──────── Provided entries ────────
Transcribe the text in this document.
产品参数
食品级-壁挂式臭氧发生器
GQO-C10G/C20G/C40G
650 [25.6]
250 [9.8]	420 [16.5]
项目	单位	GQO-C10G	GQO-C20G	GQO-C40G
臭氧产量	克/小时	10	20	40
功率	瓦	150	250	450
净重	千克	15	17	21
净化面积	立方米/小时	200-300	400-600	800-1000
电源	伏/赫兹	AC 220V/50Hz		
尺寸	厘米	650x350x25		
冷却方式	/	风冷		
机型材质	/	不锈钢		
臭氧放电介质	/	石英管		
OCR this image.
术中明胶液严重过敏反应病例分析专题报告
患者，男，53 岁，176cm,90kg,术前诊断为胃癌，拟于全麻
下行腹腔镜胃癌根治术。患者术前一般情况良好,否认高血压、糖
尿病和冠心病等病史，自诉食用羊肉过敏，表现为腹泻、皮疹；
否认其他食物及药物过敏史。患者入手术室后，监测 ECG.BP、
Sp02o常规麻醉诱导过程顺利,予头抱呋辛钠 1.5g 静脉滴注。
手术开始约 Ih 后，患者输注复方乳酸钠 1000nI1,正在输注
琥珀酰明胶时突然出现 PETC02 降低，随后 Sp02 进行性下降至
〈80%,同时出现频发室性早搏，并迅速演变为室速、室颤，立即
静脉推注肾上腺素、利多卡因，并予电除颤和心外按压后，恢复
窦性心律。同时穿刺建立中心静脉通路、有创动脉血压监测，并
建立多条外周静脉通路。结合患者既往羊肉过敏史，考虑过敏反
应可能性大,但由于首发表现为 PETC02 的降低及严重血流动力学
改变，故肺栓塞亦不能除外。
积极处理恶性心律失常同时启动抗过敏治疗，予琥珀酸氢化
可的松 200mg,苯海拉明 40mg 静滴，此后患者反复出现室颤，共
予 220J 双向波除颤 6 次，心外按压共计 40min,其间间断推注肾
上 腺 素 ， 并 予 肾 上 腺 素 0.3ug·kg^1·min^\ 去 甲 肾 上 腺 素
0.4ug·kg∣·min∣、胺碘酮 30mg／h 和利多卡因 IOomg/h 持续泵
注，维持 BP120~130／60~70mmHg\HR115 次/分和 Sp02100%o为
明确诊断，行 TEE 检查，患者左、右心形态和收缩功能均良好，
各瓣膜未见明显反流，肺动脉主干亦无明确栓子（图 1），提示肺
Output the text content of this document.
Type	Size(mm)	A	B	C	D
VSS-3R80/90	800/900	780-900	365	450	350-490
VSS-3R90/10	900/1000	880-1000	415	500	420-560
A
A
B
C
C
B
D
────────
Across the data above, how many lines include the word "document"? Give only the count.

▶ Answer to the problem:
2